___ Material for this exercise

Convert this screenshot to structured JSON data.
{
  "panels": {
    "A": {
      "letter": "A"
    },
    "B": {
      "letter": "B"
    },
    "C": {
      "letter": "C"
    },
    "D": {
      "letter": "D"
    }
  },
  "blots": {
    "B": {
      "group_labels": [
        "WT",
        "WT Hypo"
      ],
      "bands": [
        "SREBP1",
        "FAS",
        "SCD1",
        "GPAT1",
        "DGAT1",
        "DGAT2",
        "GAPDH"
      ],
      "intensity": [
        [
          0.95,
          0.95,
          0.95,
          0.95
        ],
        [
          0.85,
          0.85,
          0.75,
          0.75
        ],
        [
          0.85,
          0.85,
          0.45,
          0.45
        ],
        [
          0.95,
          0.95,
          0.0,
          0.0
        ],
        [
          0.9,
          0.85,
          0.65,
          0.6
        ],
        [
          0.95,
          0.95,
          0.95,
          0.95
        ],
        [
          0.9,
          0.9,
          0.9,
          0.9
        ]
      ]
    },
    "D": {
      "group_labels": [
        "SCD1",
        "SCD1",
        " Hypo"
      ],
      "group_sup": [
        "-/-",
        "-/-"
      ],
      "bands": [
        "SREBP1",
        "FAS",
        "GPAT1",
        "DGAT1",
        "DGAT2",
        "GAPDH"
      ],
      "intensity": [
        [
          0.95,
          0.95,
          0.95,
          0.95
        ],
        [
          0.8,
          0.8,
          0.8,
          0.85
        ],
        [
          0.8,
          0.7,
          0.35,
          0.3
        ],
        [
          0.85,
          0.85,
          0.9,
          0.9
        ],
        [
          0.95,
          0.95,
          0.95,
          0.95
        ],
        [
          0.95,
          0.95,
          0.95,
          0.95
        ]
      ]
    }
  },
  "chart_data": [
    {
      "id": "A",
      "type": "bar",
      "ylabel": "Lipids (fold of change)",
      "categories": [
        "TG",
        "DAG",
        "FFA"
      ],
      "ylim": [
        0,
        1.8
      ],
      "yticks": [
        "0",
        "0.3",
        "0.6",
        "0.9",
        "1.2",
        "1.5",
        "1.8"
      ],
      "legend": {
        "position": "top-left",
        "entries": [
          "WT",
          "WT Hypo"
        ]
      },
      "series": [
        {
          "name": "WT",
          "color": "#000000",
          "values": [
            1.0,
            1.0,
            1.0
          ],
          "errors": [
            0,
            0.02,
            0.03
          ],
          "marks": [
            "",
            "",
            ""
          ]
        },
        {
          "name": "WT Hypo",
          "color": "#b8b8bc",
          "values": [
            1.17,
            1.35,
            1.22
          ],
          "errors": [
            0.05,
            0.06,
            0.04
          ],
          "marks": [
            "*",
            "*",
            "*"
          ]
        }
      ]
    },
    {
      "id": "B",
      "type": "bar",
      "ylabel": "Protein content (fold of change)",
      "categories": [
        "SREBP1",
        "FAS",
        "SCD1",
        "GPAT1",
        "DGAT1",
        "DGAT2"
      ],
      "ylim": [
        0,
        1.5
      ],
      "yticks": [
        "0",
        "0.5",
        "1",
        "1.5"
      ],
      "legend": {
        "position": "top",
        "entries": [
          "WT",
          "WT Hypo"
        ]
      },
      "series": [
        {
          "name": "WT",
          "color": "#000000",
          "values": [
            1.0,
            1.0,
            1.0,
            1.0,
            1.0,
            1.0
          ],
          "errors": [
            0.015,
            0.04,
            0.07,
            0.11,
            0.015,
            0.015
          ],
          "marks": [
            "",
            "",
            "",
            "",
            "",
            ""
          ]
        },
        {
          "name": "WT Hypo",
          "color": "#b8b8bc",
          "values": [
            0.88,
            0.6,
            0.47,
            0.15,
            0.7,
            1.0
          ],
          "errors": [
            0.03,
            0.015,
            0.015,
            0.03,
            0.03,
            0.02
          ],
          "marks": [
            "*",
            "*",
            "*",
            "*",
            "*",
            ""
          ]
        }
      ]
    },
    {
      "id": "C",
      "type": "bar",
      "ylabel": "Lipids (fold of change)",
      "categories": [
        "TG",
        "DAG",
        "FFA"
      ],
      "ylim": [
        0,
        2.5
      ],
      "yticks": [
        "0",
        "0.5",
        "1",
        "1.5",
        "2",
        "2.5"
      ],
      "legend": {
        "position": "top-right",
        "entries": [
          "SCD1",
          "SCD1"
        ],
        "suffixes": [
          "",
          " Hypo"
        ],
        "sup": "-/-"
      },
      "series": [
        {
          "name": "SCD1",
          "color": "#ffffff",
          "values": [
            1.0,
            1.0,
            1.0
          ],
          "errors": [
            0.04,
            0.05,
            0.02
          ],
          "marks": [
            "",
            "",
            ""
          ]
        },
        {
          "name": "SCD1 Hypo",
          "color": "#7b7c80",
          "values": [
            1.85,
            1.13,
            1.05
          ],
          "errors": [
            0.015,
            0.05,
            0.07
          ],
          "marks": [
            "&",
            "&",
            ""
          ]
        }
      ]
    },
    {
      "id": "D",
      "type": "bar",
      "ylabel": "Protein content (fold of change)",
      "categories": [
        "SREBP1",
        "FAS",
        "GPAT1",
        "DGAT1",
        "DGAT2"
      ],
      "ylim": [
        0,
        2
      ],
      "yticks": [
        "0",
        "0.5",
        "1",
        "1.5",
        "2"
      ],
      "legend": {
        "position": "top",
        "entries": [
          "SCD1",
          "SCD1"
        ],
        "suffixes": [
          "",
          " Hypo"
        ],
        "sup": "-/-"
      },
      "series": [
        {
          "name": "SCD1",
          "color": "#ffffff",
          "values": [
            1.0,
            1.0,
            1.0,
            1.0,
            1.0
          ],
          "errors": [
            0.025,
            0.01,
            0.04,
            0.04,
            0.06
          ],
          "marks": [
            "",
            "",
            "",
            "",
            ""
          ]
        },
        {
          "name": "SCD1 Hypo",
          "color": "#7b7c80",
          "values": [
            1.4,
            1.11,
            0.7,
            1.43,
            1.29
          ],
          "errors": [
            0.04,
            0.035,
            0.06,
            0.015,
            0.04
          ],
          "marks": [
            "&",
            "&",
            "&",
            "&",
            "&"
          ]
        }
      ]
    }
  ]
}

______

Exercise aim
Make an exact copy of all the lines above.

Response box
Convert this screenshot to structured JSON data.
{
  "panels": {
    "A": {
      "letter": "A"
    },
    "B": {
      "letter": "B"
    },
    "C": {
      "letter": "C"
    },
    "D": {
      "letter": "D"
    }
  },
  "blots": {
    "B": {
      "group_labels": [
        "WT",
        "WT Hypo"
      ],
      "bands": [
        "SREBP1",
        "FAS",
        "SCD1",
        "GPAT1",
        "DGAT1",
        "DGAT2",
        "GAPDH"
      ],
      "intensity": [
        [
          0.95,
          0.95,
          0.95,
          0.95
        ],
        [
          0.85,
          0.85,
          0.75,
          0.75
        ],
        [
          0.85,
          0.85,
          0.45,
          0.45
        ],
        [
          0.95,
          0.95,
          0.0,
          0.0
        ],
        [
          0.9,
          0.85,
          0.65,
          0.6
        ],
        [
          0.95,
          0.95,
          0.95,
          0.95
        ],
        [
          0.9,
          0.9,
          0.9,
          0.9
        ]
      ]
    },
    "D": {
      "group_labels": [
        "SCD1",
        "SCD1",
        " Hypo"
      ],
      "group_sup": [
        "-/-",
        "-/-"
      ],
      "bands": [
        "SREBP1",
        "FAS",
        "GPAT1",
        "DGAT1",
        "DGAT2",
        "GAPDH"
      ],
      "intensity": [
        [
          0.95,
          0.95,
          0.95,
          0.95
        ],
        [
          0.8,
          0.8,
          0.8,
          0.85
        ],
        [
          0.8,
          0.7,
          0.35,
          0.3
        ],
        [
          0.85,
          0.85,
          0.9,
          0.9
        ],
        [
          0.95,
          0.95,
          0.95,
          0.95
        ],
        [
          0.95,
          0.95,
          0.95,
          0.95
        ]
      ]
    }
  },
  "chart_data": [
    {
      "id": "A",
      "type": "bar",
      "ylabel": "Lipids (fold of change)",
      "categories": [
        "TG",
        "DAG",
        "FFA"
      ],
      "ylim": [
        0,
        1.8
      ],
      "yticks": [
        "0",
        "0.3",
        "0.6",
        "0.9",
        "1.2",
        "1.5",
        "1.8"
      ],
      "legend": {
        "position": "top-left",
        "entries": [
          "WT",
          "WT Hypo"
        ]
      },
      "series": [
        {
          "name": "WT",
          "color": "#000000",
          "values": [
            1.0,
            1.0,
            1.0
          ],
          "errors": [
            0,
            0.02,
            0.03
          ],
          "marks": [
            "",
            "",
            ""
          ]
        },
        {
          "name": "WT Hypo",
          "color": "#b8b8bc",
          "values": [
            1.17,
            1.35,
            1.22
          ],
          "errors": [
            0.05,
            0.06,
            0.04
          ],
          "marks": [
            "*",
            "*",
            "*"
          ]
        }
      ]
    },
    {
      "id": "B",
      "type": "bar",
      "ylabel": "Protein content (fold of change)",
      "categories": [
        "SREBP1",
        "FAS",
        "SCD1",
        "GPAT1",
        "DGAT1",
        "DGAT2"
      ],
      "ylim": [
        0,
        1.5
      ],
      "yticks": [
        "0",
        "0.5",
        "1",
        "1.5"
      ],
      "legend": {
        "position": "top",
        "entries": [
          "WT",
          "WT Hypo"
        ]
      },
      "series": [
        {
          "name": "WT",
          "color": "#000000",
          "values": [
            1.0,
            1.0,
            1.0,
            1.0,
            1.0,
            1.0
          ],
          "errors": [
            0.015,
            0.04,
            0.07,
            0.11,
            0.015,
            0.015
          ],
          "marks": [
            "",
            "",
            "",
            "",
            "",
            ""
          ]
        },
        {
          "name": "WT Hypo",
          "color": "#b8b8bc",
          "values": [
            0.88,
            0.6,
            0.47,
            0.15,
            0.7,
            1.0
          ],
          "errors": [
            0.03,
            0.015,
            0.015,
            0.03,
            0.03,
            0.02
          ],
          "marks": [
            "*",
            "*",
            "*",
            "*",
            "*",
            ""
          ]
        }
      ]
    },
    {
      "id": "C",
      "type": "bar",
      "ylabel": "Lipids (fold of change)",
      "categories": [
        "TG",
        "DAG",
        "FFA"
      ],
      "ylim": [
        0,
        2.5
      ],
      "yticks": [
        "0",
        "0.5",
        "1",
        "1.5",
        "2",
        "2.5"
      ],
      "legend": {
        "position": "top-right",
        "entries": [
          "SCD1",
          "SCD1"
        ],
        "suffixes": [
          "",
          " Hypo"
        ],
        "sup": "-/-"
      },
      "series": [
        {
          "name": "SCD1",
          "color": "#ffffff",
          "values": [
            1.0,
            1.0,
            1.0
          ],
          "errors": [
            0.04,
            0.05,
            0.02
          ],
          "marks": [
            "",
            "",
            ""
          ]
        },
        {
          "name": "SCD1 Hypo",
          "color": "#7b7c80",
          "values": [
            1.85,
            1.13,
            1.05
          ],
          "errors": [
            0.015,
            0.05,
            0.07
          ],
          "marks": [
            "&",
            "&",
            ""
          ]
        }
      ]
    },
    {
      "id": "D",
      "type": "bar",
      "ylabel": "Protein content (fold of change)",
      "categories": [
        "SREBP1",
        "FAS",
        "GPAT1",
        "DGAT1",
        "DGAT2"
      ],
      "ylim": [
        0,
        2
      ],
      "yticks": [
        "0",
        "0.5",
        "1",
        "1.5",
        "2"
      ],
      "legend": {
        "position": "top",
        "entries": [
          "SCD1",
          "SCD1"
        ],
        "suffixes": [
          "",
          " Hypo"
        ],
        "sup": "-/-"
      },
      "series": [
        {
          "name": "SCD1",
          "color": "#ffffff",
          "values": [
            1.0,
            1.0,
            1.0,
            1.0,
            1.0
          ],
          "errors": [
            0.025,
            0.01,
            0.04,
            0.04,
            0.06
          ],
          "marks": [
            "",
            "",
            "",
            "",
            ""
          ]
        },
        {
          "name": "SCD1 Hypo",
          "color": "#7b7c80",
          "values": [
            1.4,
            1.11,
            0.7,
            1.43,
            1.29
          ],
          "errors": [
            0.04,
            0.035,
            0.06,
            0.015,
            0.04
          ],
          "marks": [
            "&",
            "&",
            "&",
            "&",
            "&"
          ]
        }
      ]
    }
  ]
}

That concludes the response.